[Data tied to figure images]
====

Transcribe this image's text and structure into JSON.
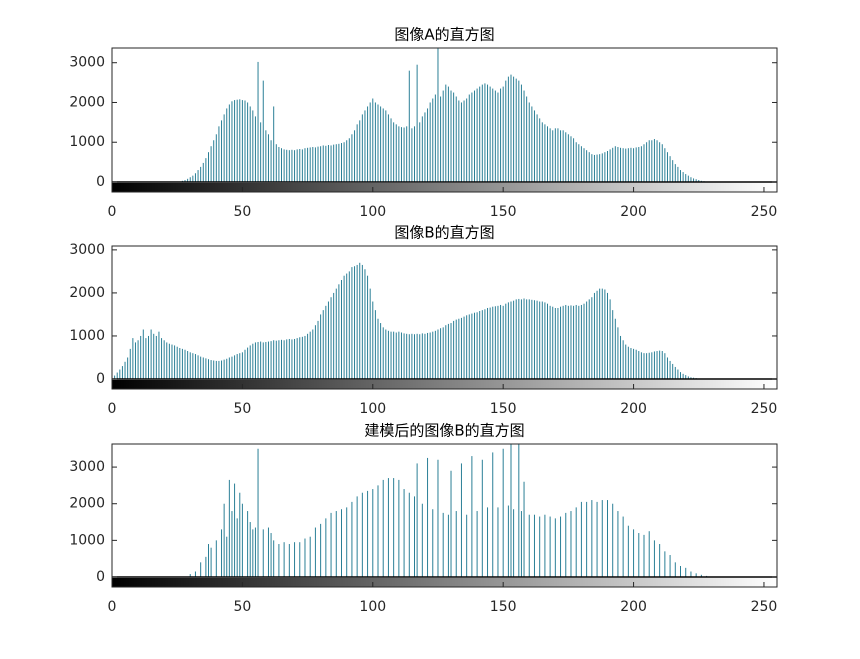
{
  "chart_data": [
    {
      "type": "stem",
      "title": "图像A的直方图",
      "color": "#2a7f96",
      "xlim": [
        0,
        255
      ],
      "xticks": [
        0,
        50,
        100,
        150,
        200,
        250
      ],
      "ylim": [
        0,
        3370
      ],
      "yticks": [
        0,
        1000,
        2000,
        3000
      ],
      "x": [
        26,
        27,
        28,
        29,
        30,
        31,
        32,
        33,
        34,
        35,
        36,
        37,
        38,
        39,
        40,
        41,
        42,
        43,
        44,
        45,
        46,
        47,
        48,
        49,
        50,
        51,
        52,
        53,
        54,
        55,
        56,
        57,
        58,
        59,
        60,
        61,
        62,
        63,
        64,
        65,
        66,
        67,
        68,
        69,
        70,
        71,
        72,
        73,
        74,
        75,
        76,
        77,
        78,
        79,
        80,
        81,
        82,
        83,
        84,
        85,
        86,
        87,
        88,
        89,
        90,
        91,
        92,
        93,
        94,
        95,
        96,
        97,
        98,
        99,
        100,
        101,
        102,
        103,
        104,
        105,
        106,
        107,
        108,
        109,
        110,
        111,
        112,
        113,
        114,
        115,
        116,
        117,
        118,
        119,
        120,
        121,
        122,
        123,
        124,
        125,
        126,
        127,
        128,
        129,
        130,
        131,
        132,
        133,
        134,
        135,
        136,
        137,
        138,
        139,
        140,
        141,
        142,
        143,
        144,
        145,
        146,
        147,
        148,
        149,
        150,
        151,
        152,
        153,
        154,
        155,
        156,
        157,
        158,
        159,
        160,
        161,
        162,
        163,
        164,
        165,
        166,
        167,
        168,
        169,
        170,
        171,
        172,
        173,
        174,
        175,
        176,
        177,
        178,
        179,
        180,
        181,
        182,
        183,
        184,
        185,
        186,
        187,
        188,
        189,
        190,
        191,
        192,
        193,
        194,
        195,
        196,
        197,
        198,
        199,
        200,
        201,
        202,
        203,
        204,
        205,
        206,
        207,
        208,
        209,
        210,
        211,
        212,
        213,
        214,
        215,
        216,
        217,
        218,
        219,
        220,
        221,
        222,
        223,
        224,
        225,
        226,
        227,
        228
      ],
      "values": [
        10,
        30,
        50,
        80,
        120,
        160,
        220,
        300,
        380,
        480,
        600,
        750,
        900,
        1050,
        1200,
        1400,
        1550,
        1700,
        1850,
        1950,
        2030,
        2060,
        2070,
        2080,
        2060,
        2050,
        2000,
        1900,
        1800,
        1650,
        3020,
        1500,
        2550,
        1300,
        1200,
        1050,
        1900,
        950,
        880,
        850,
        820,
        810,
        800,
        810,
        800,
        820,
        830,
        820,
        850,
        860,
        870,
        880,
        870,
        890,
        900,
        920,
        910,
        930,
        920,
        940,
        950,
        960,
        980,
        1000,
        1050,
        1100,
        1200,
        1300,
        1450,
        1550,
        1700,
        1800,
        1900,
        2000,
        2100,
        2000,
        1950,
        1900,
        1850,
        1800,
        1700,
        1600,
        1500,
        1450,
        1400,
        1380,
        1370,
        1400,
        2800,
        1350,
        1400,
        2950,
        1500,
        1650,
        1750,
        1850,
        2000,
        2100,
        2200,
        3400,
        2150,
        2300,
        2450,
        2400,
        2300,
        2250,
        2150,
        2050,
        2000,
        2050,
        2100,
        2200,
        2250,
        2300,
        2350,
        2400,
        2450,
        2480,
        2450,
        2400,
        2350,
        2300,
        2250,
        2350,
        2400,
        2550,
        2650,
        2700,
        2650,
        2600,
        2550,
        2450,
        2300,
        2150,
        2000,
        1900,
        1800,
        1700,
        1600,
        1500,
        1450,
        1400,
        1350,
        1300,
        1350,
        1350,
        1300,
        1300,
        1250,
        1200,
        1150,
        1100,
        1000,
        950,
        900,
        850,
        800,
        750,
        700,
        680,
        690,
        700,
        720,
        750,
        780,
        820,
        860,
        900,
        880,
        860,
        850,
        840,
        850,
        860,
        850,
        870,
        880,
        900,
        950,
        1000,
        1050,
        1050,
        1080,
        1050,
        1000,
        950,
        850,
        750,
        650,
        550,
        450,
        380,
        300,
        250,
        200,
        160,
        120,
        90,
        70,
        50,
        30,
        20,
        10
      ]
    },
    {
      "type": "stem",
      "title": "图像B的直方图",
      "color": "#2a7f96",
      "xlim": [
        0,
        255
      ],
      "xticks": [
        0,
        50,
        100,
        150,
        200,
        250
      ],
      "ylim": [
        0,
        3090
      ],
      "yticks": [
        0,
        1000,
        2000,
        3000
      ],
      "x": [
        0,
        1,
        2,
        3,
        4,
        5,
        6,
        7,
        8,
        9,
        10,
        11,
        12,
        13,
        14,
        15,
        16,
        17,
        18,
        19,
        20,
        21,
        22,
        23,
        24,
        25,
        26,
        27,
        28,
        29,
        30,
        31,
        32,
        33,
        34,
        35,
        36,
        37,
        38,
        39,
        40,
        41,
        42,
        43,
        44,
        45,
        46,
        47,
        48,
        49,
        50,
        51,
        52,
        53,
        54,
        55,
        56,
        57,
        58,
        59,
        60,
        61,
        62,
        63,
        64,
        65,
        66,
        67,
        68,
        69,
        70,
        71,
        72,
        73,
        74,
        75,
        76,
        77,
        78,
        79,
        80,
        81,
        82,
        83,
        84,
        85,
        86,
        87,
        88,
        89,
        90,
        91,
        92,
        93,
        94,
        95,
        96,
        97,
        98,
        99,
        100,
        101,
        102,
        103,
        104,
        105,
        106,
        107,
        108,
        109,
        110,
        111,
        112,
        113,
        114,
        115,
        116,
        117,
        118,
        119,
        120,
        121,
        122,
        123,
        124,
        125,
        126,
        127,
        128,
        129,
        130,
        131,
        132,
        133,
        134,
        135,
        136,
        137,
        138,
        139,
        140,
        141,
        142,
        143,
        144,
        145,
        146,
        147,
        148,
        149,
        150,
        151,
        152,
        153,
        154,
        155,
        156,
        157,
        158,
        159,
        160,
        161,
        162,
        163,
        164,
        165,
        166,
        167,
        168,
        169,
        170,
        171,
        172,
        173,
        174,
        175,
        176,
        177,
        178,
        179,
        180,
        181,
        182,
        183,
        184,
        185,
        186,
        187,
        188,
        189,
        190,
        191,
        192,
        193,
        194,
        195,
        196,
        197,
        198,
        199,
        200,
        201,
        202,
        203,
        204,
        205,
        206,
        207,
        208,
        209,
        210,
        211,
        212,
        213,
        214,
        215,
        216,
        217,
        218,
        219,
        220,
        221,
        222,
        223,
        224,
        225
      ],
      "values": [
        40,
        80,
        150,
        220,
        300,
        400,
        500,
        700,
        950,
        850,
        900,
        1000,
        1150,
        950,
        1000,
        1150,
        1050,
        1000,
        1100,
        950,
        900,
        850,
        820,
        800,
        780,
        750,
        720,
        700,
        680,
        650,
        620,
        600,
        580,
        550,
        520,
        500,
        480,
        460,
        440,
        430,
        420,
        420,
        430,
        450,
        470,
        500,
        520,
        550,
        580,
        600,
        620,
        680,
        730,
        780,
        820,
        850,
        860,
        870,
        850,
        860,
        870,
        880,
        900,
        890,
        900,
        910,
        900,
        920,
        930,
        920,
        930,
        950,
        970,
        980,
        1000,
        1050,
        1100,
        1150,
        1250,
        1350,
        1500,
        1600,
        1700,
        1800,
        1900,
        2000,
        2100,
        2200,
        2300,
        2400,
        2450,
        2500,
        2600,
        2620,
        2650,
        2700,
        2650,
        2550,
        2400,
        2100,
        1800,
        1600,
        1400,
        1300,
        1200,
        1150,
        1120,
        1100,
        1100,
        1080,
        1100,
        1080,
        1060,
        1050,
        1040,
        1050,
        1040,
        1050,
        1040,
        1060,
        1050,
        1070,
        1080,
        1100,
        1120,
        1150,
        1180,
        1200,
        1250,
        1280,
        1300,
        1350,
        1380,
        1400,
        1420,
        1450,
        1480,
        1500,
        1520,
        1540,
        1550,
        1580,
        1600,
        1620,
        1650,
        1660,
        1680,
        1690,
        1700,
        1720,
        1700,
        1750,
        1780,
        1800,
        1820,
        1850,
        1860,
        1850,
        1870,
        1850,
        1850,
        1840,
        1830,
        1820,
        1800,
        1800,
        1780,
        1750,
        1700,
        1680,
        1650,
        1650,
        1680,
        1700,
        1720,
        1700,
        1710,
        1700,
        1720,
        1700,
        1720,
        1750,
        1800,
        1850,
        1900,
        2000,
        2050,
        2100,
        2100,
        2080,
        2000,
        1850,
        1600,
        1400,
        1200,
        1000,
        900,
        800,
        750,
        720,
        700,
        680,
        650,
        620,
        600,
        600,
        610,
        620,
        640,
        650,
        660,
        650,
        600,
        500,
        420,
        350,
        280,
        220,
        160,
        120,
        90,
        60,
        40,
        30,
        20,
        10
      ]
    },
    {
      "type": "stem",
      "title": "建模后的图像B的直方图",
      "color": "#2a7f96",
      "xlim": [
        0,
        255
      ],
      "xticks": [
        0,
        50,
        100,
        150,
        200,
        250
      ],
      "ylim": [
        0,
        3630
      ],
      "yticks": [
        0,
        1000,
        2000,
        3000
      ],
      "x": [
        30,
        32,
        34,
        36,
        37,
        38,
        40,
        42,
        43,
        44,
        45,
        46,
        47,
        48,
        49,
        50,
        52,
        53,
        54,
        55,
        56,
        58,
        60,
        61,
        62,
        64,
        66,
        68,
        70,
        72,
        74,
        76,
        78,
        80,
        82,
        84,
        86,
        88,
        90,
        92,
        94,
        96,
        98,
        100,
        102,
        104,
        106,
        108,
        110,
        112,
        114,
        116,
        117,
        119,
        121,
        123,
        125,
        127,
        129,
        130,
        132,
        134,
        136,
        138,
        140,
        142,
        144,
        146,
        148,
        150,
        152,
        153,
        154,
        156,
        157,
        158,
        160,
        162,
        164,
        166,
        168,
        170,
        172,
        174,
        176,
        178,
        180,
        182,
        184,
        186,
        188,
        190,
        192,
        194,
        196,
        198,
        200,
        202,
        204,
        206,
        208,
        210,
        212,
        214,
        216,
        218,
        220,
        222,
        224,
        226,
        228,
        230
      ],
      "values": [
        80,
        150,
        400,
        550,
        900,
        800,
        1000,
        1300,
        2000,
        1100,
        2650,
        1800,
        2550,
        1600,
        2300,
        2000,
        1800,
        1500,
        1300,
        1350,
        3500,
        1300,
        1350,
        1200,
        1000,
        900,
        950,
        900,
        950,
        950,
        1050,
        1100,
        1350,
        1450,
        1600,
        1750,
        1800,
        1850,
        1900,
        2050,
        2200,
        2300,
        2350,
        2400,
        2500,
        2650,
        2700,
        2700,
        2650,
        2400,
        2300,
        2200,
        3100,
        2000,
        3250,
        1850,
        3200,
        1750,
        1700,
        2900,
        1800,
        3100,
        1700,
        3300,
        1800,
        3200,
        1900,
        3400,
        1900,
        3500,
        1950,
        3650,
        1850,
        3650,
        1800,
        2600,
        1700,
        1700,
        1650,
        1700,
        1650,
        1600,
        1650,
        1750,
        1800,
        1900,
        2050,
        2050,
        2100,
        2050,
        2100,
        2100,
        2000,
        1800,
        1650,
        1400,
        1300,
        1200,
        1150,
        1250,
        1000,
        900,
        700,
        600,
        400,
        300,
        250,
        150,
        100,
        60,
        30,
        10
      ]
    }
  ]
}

====

Across the data above, how many lines include the word "title"? Give only the count.

3